Start

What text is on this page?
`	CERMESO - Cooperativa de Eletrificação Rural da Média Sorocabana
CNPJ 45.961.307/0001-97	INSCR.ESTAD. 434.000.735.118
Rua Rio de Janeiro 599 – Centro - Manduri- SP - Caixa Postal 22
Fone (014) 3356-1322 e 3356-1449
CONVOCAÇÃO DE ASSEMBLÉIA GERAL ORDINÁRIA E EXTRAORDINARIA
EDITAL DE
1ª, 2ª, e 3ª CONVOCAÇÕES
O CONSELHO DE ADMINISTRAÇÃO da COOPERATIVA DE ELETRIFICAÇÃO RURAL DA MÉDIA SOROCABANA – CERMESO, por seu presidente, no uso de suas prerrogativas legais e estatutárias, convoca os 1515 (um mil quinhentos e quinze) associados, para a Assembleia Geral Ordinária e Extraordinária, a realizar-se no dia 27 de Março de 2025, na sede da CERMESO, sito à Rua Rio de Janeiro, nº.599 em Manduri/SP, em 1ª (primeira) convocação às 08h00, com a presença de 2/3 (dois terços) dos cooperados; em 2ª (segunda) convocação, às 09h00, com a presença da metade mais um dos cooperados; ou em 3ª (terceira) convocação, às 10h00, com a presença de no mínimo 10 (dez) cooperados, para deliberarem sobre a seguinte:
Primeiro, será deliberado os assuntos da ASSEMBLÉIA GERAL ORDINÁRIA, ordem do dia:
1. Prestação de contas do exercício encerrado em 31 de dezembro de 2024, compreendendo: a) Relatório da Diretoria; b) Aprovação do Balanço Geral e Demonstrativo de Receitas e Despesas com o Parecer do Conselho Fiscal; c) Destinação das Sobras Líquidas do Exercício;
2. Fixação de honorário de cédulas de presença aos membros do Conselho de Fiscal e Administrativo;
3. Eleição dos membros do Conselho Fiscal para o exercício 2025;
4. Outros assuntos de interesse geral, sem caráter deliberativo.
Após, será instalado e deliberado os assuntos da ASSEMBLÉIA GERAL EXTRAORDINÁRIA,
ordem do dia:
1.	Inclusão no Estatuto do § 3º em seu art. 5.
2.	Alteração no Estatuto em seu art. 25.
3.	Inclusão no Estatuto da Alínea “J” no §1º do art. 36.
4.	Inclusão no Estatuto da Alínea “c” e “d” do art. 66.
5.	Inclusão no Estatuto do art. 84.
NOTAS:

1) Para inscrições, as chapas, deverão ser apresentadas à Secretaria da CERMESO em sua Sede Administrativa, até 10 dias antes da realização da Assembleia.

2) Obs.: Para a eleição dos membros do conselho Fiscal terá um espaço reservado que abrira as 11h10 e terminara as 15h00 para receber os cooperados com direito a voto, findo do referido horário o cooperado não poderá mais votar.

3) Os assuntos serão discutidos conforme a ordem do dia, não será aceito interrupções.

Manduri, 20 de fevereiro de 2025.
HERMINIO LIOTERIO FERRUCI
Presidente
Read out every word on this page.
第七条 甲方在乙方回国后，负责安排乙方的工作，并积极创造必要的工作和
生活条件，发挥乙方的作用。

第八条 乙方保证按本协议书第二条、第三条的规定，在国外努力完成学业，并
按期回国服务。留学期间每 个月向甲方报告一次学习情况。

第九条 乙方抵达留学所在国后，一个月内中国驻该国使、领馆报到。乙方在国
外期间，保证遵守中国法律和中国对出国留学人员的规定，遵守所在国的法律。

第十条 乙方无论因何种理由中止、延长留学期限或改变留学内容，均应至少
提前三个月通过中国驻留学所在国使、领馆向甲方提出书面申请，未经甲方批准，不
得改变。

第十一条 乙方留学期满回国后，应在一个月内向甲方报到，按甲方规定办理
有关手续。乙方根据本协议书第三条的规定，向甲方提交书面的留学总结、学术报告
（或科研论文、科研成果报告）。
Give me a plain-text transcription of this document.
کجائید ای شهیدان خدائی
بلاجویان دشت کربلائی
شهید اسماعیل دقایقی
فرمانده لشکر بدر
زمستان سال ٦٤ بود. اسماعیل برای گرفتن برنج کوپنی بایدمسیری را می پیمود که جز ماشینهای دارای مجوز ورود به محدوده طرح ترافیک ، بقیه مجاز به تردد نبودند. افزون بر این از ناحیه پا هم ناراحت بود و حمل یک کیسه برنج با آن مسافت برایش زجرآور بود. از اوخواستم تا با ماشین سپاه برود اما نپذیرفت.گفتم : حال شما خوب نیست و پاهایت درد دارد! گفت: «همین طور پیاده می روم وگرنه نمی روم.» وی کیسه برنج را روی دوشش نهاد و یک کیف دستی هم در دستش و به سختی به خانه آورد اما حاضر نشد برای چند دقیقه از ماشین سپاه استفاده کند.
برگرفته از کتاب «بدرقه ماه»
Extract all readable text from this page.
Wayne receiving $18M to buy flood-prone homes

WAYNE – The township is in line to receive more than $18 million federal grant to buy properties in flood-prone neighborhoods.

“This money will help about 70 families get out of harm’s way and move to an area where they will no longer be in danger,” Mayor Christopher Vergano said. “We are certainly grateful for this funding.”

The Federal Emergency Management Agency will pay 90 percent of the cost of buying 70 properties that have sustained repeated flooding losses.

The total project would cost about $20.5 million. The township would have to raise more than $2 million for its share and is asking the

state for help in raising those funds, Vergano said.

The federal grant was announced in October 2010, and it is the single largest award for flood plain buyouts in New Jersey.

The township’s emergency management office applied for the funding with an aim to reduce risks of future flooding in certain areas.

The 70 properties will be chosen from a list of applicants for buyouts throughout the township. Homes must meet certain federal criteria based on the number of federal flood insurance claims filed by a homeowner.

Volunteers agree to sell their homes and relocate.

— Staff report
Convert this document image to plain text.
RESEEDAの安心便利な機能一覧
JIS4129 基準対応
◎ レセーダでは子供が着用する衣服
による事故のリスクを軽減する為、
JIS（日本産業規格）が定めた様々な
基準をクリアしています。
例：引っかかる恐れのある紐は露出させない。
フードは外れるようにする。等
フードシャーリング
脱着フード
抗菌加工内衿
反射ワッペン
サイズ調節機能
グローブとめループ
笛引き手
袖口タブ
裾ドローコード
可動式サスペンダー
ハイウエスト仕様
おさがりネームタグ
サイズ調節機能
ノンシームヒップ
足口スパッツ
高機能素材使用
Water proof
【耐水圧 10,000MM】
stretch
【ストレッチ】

End

WHAT THE TASK ASKS
Give back each line above precisely as it stands.

SOLUTION TO THIS PROBLEM
What text is on this page?
`	CERMESO - Cooperativa de Eletrificação Rural da Média Sorocabana
CNPJ 45.961.307/0001-97	INSCR.ESTAD. 434.000.735.118
Rua Rio de Janeiro 599 – Centro - Manduri- SP - Caixa Postal 22
Fone (014) 3356-1322 e 3356-1449
CONVOCAÇÃO DE ASSEMBLÉIA GERAL ORDINÁRIA E EXTRAORDINARIA
EDITAL DE
1ª, 2ª, e 3ª CONVOCAÇÕES
O CONSELHO DE ADMINISTRAÇÃO da COOPERATIVA DE ELETRIFICAÇÃO RURAL DA MÉDIA SOROCABANA – CERMESO, por seu presidente, no uso de suas prerrogativas legais e estatutárias, convoca os 1515 (um mil quinhentos e quinze) associados, para a Assembleia Geral Ordinária e Extraordinária, a realizar-se no dia 27 de Março de 2025, na sede da CERMESO, sito à Rua Rio de Janeiro, nº.599 em Manduri/SP, em 1ª (primeira) convocação às 08h00, com a presença de 2/3 (dois terços) dos cooperados; em 2ª (segunda) convocação, às 09h00, com a presença da metade mais um dos cooperados; ou em 3ª (terceira) convocação, às 10h00, com a presença de no mínimo 10 (dez) cooperados, para deliberarem sobre a seguinte:
Primeiro, será deliberado os assuntos da ASSEMBLÉIA GERAL ORDINÁRIA, ordem do dia:
1. Prestação de contas do exercício encerrado em 31 de dezembro de 2024, compreendendo: a) Relatório da Diretoria; b) Aprovação do Balanço Geral e Demonstrativo de Receitas e Despesas com o Parecer do Conselho Fiscal; c) Destinação das Sobras Líquidas do Exercício;
2. Fixação de honorário de cédulas de presença aos membros do Conselho de Fiscal e Administrativo;
3. Eleição dos membros do Conselho Fiscal para o exercício 2025;
4. Outros assuntos de interesse geral, sem caráter deliberativo.
Após, será instalado e deliberado os assuntos da ASSEMBLÉIA GERAL EXTRAORDINÁRIA,
ordem do dia:
1.	Inclusão no Estatuto do § 3º em seu art. 5.
2.	Alteração no Estatuto em seu art. 25.
3.	Inclusão no Estatuto da Alínea “J” no §1º do art. 36.
4.	Inclusão no Estatuto da Alínea “c” e “d” do art. 66.
5.	Inclusão no Estatuto do art. 84.
NOTAS:

1) Para inscrições, as chapas, deverão ser apresentadas à Secretaria da CERMESO em sua Sede Administrativa, até 10 dias antes da realização da Assembleia.

2) Obs.: Para a eleição dos membros do conselho Fiscal terá um espaço reservado que abrira as 11h10 e terminara as 15h00 para receber os cooperados com direito a voto, findo do referido horário o cooperado não poderá mais votar.

3) Os assuntos serão discutidos conforme a ordem do dia, não será aceito interrupções.

Manduri, 20 de fevereiro de 2025.
HERMINIO LIOTERIO FERRUCI
Presidente
Read out every word on this page.
第七条 甲方在乙方回国后，负责安排乙方的工作，并积极创造必要的工作和
生活条件，发挥乙方的作用。

第八条 乙方保证按本协议书第二条、第三条的规定，在国外努力完成学业，并
按期回国服务。留学期间每 个月向甲方报告一次学习情况。

第九条 乙方抵达留学所在国后，一个月内中国驻该国使、领馆报到。乙方在国
外期间，保证遵守中国法律和中国对出国留学人员的规定，遵守所在国的法律。

第十条 乙方无论因何种理由中止、延长留学期限或改变留学内容，均应至少
提前三个月通过中国驻留学所在国使、领馆向甲方提出书面申请，未经甲方批准，不
得改变。

第十一条 乙方留学期满回国后，应在一个月内向甲方报到，按甲方规定办理
有关手续。乙方根据本协议书第三条的规定，向甲方提交书面的留学总结、学术报告
（或科研论文、科研成果报告）。
Give me a plain-text transcription of this document.
کجائید ای شهیدان خدائی
بلاجویان دشت کربلائی
شهید اسماعیل دقایقی
فرمانده لشکر بدر
زمستان سال ٦٤ بود. اسماعیل برای گرفتن برنج کوپنی بایدمسیری را می پیمود که جز ماشینهای دارای مجوز ورود به محدوده طرح ترافیک ، بقیه مجاز به تردد نبودند. افزون بر این از ناحیه پا هم ناراحت بود و حمل یک کیسه برنج با آن مسافت برایش زجرآور بود. از اوخواستم تا با ماشین سپاه برود اما نپذیرفت.گفتم : حال شما خوب نیست و پاهایت درد دارد! گفت: «همین طور پیاده می روم وگرنه نمی روم.» وی کیسه برنج را روی دوشش نهاد و یک کیف دستی هم در دستش و به سختی به خانه آورد اما حاضر نشد برای چند دقیقه از ماشین سپاه استفاده کند.
برگرفته از کتاب «بدرقه ماه»
Extract all readable text from this page.
Wayne receiving $18M to buy flood-prone homes

WAYNE – The township is in line to receive more than $18 million federal grant to buy properties in flood-prone neighborhoods.

“This money will help about 70 families get out of harm’s way and move to an area where they will no longer be in danger,” Mayor Christopher Vergano said. “We are certainly grateful for this funding.”

The Federal Emergency Management Agency will pay 90 percent of the cost of buying 70 properties that have sustained repeated flooding losses.

The total project would cost about $20.5 million. The township would have to raise more than $2 million for its share and is asking the

state for help in raising those funds, Vergano said.

The federal grant was announced in October 2010, and it is the single largest award for flood plain buyouts in New Jersey.

The township’s emergency management office applied for the funding with an aim to reduce risks of future flooding in certain areas.

The 70 properties will be chosen from a list of applicants for buyouts throughout the township. Homes must meet certain federal criteria based on the number of federal flood insurance claims filed by a homeowner.

Volunteers agree to sell their homes and relocate.

— Staff report
Convert this document image to plain text.
RESEEDAの安心便利な機能一覧
JIS4129 基準対応
◎ レセーダでは子供が着用する衣服
による事故のリスクを軽減する為、
JIS（日本産業規格）が定めた様々な
基準をクリアしています。
例：引っかかる恐れのある紐は露出させない。
フードは外れるようにする。等
フードシャーリング
脱着フード
抗菌加工内衿
反射ワッペン
サイズ調節機能
グローブとめループ
笛引き手
袖口タブ
裾ドローコード
可動式サスペンダー
ハイウエスト仕様
おさがりネームタグ
サイズ調節機能
ノンシームヒップ
足口スパッツ
高機能素材使用
Water proof
【耐水圧 10,000MM】
stretch
【ストレッチ】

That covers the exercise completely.